# Exercise brief:
Show each line from the listing that includes the word "отказа".

# Dataset records:
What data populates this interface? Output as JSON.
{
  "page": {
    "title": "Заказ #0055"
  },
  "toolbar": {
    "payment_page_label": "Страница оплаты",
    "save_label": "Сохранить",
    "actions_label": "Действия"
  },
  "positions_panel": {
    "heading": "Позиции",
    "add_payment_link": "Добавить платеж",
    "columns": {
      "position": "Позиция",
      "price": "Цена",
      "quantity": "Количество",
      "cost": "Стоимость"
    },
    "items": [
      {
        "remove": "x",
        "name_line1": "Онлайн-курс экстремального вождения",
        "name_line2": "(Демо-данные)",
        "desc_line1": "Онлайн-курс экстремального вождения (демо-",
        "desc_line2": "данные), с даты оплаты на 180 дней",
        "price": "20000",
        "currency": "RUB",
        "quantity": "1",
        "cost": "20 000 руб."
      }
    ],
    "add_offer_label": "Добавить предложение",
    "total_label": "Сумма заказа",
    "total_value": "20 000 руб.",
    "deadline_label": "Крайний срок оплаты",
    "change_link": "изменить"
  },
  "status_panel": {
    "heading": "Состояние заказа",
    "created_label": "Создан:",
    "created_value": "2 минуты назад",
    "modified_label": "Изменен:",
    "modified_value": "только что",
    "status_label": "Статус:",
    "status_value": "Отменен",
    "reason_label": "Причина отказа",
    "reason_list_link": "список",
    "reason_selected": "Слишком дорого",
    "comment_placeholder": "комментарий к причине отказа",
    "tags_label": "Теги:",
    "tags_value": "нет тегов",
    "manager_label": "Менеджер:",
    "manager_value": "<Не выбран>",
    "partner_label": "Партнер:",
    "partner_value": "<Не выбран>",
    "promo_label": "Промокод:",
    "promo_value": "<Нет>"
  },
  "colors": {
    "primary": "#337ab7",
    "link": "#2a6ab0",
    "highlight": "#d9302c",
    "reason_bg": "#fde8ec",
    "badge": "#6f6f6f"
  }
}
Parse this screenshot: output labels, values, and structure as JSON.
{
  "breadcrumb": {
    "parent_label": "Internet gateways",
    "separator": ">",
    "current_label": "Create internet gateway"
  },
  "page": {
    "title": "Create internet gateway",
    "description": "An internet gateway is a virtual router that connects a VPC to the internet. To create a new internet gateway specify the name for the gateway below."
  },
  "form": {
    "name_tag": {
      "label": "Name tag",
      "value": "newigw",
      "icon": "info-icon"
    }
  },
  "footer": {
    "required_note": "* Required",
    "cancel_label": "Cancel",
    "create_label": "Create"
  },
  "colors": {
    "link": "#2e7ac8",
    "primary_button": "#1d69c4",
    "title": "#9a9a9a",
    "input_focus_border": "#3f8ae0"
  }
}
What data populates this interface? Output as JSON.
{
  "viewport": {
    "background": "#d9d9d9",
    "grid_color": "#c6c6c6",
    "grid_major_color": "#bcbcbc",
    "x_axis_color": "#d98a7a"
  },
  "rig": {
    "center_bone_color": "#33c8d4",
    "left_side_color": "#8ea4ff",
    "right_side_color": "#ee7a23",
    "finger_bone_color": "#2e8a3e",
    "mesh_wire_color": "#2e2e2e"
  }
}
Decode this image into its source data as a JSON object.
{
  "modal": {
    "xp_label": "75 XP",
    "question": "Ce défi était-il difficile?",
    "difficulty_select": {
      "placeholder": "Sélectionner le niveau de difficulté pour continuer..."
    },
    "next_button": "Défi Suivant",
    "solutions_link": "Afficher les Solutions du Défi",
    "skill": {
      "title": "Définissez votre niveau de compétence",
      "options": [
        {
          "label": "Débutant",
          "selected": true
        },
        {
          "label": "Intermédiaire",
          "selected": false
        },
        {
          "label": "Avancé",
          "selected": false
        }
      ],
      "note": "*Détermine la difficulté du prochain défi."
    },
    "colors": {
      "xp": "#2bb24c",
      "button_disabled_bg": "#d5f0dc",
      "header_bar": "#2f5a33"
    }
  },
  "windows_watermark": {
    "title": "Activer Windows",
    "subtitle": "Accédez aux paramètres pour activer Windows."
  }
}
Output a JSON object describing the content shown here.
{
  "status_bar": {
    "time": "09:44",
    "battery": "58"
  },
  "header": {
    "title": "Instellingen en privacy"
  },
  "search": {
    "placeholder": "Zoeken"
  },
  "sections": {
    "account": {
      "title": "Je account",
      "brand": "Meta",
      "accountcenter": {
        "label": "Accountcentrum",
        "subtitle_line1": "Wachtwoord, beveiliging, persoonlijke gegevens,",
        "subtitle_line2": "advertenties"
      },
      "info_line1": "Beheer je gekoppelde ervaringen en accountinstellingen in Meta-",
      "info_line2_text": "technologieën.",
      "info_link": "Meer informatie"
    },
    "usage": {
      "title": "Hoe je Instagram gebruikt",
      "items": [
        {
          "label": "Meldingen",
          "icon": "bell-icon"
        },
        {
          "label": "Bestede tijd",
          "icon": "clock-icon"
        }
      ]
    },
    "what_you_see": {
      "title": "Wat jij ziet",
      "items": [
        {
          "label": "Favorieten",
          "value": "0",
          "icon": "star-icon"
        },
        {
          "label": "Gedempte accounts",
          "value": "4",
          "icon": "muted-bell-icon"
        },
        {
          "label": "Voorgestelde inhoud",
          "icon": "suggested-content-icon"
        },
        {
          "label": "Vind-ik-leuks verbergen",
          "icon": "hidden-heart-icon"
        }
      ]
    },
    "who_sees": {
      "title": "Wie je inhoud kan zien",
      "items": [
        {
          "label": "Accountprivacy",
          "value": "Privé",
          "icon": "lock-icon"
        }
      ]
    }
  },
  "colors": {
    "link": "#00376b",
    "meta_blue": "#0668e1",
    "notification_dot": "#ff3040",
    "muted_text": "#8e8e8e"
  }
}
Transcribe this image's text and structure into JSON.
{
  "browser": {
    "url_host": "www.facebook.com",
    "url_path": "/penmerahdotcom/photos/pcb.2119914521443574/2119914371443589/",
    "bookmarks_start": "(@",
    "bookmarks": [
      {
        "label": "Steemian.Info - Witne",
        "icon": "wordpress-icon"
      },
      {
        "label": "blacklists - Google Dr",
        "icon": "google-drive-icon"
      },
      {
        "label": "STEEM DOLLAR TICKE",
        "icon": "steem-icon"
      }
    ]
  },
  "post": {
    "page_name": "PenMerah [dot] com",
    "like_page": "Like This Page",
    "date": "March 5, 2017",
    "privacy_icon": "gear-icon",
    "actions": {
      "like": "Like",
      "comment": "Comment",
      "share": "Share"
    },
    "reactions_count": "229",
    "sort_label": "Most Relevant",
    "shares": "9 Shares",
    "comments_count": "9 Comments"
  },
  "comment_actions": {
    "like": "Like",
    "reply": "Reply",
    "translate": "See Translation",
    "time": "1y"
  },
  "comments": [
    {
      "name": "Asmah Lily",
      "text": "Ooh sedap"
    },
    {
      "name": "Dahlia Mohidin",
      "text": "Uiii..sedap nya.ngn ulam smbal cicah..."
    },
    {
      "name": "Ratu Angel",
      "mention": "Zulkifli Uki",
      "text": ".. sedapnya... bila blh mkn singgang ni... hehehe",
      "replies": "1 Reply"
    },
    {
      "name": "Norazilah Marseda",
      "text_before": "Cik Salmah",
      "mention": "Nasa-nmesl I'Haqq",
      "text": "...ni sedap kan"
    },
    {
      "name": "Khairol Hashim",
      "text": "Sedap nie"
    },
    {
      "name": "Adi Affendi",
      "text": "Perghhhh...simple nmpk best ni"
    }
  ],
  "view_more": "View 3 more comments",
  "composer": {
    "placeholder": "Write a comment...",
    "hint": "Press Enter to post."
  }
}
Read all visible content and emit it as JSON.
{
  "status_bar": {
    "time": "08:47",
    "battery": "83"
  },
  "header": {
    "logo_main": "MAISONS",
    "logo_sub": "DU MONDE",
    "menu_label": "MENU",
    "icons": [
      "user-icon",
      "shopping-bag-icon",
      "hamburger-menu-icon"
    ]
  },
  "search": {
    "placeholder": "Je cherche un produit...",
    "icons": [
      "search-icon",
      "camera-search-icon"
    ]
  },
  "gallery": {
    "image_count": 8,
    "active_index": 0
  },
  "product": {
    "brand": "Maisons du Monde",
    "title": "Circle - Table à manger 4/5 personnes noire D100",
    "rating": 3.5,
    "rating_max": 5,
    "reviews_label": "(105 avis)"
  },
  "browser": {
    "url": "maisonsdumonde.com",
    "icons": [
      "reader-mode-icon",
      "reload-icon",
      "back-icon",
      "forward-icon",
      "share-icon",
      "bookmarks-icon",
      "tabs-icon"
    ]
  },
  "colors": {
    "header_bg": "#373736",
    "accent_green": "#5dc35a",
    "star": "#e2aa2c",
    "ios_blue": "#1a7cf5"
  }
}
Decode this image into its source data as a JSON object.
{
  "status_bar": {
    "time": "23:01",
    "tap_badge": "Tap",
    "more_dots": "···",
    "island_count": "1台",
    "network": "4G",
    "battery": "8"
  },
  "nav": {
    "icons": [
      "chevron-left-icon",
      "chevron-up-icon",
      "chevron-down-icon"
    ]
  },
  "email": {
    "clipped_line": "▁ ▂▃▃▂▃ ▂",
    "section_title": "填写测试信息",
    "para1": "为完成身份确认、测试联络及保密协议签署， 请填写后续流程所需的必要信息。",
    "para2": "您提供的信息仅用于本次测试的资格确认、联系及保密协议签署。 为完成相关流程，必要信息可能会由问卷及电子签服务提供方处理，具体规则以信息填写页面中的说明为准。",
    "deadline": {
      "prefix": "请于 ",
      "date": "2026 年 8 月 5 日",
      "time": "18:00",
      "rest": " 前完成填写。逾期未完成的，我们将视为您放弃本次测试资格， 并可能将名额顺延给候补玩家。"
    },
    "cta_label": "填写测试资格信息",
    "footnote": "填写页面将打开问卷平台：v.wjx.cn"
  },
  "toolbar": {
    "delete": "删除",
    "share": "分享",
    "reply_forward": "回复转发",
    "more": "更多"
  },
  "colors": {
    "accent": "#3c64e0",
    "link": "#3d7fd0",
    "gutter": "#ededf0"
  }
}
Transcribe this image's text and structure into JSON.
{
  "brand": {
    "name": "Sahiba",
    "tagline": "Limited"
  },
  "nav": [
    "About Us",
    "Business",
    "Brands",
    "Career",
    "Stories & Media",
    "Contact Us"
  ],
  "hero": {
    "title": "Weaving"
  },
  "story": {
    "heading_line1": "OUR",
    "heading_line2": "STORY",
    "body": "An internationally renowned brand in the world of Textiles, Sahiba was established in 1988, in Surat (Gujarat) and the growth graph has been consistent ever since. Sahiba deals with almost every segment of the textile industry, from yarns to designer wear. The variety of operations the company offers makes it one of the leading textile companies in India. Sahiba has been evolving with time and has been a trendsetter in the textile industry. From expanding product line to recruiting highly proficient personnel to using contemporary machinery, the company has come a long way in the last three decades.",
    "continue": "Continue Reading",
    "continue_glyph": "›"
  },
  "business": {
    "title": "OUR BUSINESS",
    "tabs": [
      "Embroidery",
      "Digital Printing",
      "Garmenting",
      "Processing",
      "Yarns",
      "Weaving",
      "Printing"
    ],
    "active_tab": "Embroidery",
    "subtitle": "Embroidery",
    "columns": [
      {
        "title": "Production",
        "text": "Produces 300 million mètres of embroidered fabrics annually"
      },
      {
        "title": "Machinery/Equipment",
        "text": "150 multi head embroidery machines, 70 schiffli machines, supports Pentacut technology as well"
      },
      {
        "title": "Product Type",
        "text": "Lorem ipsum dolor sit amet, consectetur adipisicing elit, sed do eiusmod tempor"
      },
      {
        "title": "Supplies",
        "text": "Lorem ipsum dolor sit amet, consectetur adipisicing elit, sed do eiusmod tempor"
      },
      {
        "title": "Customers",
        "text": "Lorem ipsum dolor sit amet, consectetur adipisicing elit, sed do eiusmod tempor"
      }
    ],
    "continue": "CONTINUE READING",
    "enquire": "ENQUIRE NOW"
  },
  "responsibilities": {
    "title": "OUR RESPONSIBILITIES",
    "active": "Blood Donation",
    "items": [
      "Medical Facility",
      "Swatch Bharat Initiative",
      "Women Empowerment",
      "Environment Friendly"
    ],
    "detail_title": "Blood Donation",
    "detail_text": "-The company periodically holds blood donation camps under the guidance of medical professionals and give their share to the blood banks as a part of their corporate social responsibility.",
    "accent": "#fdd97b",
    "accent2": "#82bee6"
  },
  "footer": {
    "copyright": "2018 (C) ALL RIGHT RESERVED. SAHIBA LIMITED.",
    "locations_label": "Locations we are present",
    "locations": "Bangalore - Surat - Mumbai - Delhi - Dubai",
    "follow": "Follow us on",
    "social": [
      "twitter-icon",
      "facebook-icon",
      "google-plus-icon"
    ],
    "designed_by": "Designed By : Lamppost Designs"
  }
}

# Reply to the exercise:
    "reason_label": "Причина отказа",
    "comment_placeholder": "комментарий к причине отказа",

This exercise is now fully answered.